THE TASK - Go through the records below line by line. Count the lines with "time" and give the count alone.

Data items -
******

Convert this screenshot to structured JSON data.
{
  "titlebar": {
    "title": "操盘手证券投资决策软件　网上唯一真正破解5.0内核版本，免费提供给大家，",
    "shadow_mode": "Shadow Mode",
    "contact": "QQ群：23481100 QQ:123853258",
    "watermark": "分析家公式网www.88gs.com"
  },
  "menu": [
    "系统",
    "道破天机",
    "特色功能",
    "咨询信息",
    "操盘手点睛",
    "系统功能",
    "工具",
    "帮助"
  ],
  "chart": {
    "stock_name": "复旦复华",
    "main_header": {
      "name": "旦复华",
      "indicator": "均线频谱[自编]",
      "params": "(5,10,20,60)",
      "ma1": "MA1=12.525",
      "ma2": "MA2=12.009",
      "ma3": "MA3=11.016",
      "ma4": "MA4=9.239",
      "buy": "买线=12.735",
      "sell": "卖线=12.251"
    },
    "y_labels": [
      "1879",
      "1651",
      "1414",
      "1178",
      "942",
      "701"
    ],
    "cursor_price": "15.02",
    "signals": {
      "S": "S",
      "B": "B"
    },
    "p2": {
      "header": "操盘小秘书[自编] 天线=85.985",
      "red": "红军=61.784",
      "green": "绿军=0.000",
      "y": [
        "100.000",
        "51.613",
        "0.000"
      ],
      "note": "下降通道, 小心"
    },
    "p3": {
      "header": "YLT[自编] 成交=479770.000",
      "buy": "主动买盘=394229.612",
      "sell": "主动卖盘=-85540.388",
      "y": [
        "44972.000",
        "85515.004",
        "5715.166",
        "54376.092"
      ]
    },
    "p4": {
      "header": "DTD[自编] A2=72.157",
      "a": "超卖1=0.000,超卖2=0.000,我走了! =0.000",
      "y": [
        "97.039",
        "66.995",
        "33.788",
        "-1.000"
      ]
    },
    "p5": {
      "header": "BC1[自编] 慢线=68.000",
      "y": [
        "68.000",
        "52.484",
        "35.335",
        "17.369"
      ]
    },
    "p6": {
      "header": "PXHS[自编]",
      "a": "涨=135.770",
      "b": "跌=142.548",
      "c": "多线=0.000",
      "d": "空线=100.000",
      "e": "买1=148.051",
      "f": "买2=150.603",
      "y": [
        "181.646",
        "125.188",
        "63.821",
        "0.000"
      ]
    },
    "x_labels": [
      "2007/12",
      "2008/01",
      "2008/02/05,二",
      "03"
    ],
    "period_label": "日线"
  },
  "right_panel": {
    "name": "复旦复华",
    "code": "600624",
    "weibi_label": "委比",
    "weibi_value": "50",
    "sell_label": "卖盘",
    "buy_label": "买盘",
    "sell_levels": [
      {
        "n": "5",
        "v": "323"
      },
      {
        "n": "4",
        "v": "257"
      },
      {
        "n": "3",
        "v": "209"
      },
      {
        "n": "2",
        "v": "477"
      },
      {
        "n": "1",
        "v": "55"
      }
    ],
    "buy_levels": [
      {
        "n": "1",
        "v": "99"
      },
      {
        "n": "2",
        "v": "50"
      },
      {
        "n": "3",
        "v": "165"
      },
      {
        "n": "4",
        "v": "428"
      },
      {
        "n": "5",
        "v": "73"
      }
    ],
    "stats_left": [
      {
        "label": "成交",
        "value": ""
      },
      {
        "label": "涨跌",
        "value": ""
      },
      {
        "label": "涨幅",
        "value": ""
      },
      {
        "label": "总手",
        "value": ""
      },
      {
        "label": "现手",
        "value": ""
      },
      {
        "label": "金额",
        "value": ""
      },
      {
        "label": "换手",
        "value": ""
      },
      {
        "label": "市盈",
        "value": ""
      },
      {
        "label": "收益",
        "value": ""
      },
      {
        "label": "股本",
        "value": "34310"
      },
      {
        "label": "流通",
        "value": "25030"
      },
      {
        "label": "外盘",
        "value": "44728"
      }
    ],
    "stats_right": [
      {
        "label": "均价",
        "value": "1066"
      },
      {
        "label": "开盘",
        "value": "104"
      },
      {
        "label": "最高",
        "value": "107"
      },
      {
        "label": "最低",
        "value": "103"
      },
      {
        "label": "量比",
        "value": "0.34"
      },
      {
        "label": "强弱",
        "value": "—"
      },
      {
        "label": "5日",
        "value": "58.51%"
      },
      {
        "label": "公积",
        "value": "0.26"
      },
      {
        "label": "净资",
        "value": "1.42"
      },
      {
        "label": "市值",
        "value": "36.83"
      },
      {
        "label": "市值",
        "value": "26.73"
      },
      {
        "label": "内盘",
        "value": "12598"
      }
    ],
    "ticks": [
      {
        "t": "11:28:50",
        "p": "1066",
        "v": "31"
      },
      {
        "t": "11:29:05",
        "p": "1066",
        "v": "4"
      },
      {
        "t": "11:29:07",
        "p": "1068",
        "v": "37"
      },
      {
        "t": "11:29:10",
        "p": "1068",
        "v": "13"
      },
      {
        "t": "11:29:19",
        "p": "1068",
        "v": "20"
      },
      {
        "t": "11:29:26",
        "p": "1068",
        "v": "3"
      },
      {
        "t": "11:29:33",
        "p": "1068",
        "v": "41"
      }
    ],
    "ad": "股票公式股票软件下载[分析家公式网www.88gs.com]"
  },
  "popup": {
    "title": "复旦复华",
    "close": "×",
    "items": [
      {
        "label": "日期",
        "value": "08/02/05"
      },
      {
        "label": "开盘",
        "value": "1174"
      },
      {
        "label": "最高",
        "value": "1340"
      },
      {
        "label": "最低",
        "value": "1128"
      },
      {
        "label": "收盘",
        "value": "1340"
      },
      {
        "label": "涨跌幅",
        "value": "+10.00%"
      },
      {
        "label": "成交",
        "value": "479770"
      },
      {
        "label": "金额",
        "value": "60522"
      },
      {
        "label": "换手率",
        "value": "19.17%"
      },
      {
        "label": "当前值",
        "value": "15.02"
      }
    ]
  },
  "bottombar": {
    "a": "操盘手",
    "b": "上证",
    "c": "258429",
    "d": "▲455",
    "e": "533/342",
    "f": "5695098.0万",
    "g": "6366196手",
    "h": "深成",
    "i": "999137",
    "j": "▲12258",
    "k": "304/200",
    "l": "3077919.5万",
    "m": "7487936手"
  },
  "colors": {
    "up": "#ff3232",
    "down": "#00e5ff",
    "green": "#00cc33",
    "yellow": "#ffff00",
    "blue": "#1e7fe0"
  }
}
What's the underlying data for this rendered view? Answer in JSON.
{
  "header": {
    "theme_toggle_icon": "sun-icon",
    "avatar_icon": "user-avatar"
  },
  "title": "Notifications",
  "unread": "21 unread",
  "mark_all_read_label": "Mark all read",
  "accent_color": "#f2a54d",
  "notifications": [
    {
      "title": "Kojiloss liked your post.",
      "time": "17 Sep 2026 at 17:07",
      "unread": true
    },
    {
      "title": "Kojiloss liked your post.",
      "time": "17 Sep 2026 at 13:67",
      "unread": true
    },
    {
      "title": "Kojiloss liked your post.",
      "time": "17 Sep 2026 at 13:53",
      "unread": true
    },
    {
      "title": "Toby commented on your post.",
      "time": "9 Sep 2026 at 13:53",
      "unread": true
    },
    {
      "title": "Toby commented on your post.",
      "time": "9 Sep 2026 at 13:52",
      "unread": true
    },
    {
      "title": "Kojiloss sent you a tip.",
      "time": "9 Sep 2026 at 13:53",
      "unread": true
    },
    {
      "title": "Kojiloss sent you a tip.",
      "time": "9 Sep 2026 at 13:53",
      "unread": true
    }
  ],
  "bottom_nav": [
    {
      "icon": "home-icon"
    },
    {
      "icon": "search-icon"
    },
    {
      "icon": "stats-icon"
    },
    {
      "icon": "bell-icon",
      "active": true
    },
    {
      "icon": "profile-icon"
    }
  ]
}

******

EXERCISE OUTPUT - 7